ENTRIES SHOWN start

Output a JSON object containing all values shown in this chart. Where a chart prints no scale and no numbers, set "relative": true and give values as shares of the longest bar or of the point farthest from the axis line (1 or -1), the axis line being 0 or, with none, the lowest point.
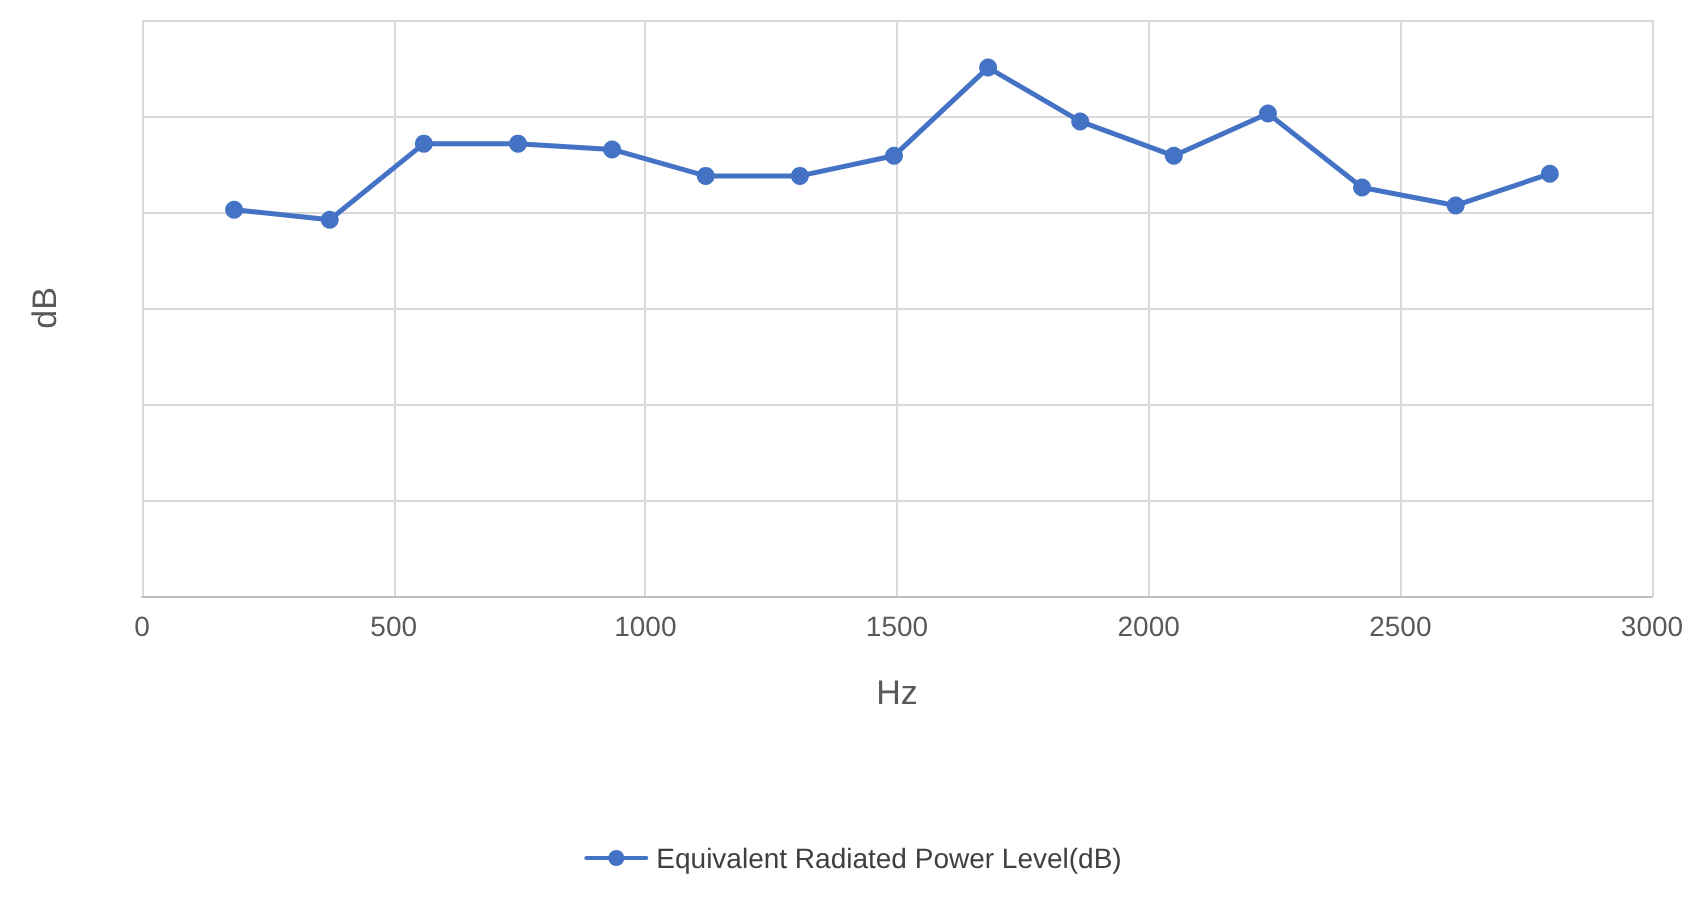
{
  "chart_data": {
    "type": "line",
    "xlabel": "Hz",
    "ylabel": "dB",
    "relative": true,
    "x": [
      183,
      373,
      560,
      747,
      934,
      1120,
      1307,
      1494,
      1681,
      1864,
      2050,
      2237,
      2424,
      2610,
      2797
    ],
    "series": [
      {
        "name": "Equivalent Radiated Power Level(dB)",
        "color": "#4472c4",
        "values": [
          0.731,
          0.712,
          0.856,
          0.856,
          0.845,
          0.795,
          0.795,
          0.833,
          1.0,
          0.898,
          0.833,
          0.913,
          0.773,
          0.739,
          0.799
        ]
      }
    ],
    "xlim": [
      0,
      3000
    ],
    "xticks": [
      0,
      500,
      1000,
      1500,
      2000,
      2500,
      3000
    ],
    "grid": true,
    "legend": "bottom",
    "marker": "circle",
    "line_style": "solid"
  }
}
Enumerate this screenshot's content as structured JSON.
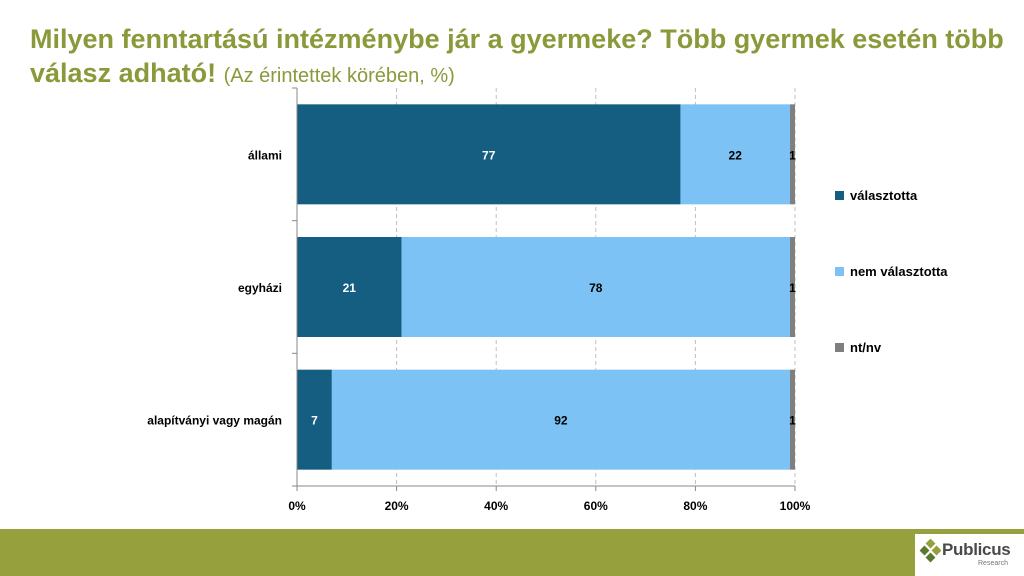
{
  "title": {
    "main": "Milyen fenntartású intézménybe jár a gyermeke? Több gyermek esetén több válasz adható!",
    "sub": "(Az érintettek körében, %)"
  },
  "chart_data": {
    "type": "bar",
    "orientation": "horizontal",
    "stacked": true,
    "categories": [
      "állami",
      "egyházi",
      "alapítványi vagy magán"
    ],
    "series": [
      {
        "name": "választotta",
        "values": [
          77,
          21,
          7
        ],
        "color": "#165e81"
      },
      {
        "name": "nem választotta",
        "values": [
          22,
          78,
          92
        ],
        "color": "#7dc2f4"
      },
      {
        "name": "nt/nv",
        "values": [
          1,
          1,
          1
        ],
        "color": "#7f7f7f"
      }
    ],
    "xlim": [
      0,
      100
    ],
    "x_ticks": [
      "0%",
      "20%",
      "40%",
      "60%",
      "80%",
      "100%"
    ],
    "grid": "vertical dashed",
    "legend_position": "right"
  },
  "brand": {
    "name": "Publicus",
    "sub": "Research",
    "colors": {
      "title": "#8a9a3a",
      "footer": "#96a03c"
    }
  }
}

ENTRIES SHOWN end

§ **INSTRUCTIONS FOR THE TASK**: All of the material above needs to be restated exactly, with no pictures.

§ **TASK OUTPUT**:
Output a JSON object containing all values shown in this chart. Where a chart prints no scale and no numbers, set "relative": true and give values as shares of the longest bar or of the point farthest from the axis line (1 or -1), the axis line being 0 or, with none, the lowest point.
{
  "chart_data": {
    "type": "line",
    "xlabel": "Hz",
    "ylabel": "dB",
    "relative": true,
    "x": [
      183,
      373,
      560,
      747,
      934,
      1120,
      1307,
      1494,
      1681,
      1864,
      2050,
      2237,
      2424,
      2610,
      2797
    ],
    "series": [
      {
        "name": "Equivalent Radiated Power Level(dB)",
        "color": "#4472c4",
        "values": [
          0.731,
          0.712,
          0.856,
          0.856,
          0.845,
          0.795,
          0.795,
          0.833,
          1.0,
          0.898,
          0.833,
          0.913,
          0.773,
          0.739,
          0.799
        ]
      }
    ],
    "xlim": [
      0,
      3000
    ],
    "xticks": [
      0,
      500,
      1000,
      1500,
      2000,
      2500,
      3000
    ],
    "grid": true,
    "legend": "bottom",
    "marker": "circle",
    "line_style": "solid"
  }
}
Enumerate this screenshot's content as structured JSON.
{
  "title": {
    "main": "Milyen fenntartású intézménybe jár a gyermeke? Több gyermek esetén több válasz adható!",
    "sub": "(Az érintettek körében, %)"
  },
  "chart_data": {
    "type": "bar",
    "orientation": "horizontal",
    "stacked": true,
    "categories": [
      "állami",
      "egyházi",
      "alapítványi vagy magán"
    ],
    "series": [
      {
        "name": "választotta",
        "values": [
          77,
          21,
          7
        ],
        "color": "#165e81"
      },
      {
        "name": "nem választotta",
        "values": [
          22,
          78,
          92
        ],
        "color": "#7dc2f4"
      },
      {
        "name": "nt/nv",
        "values": [
          1,
          1,
          1
        ],
        "color": "#7f7f7f"
      }
    ],
    "xlim": [
      0,
      100
    ],
    "x_ticks": [
      "0%",
      "20%",
      "40%",
      "60%",
      "80%",
      "100%"
    ],
    "grid": "vertical dashed",
    "legend_position": "right"
  },
  "brand": {
    "name": "Publicus",
    "sub": "Research",
    "colors": {
      "title": "#8a9a3a",
      "footer": "#96a03c"
    }
  }
}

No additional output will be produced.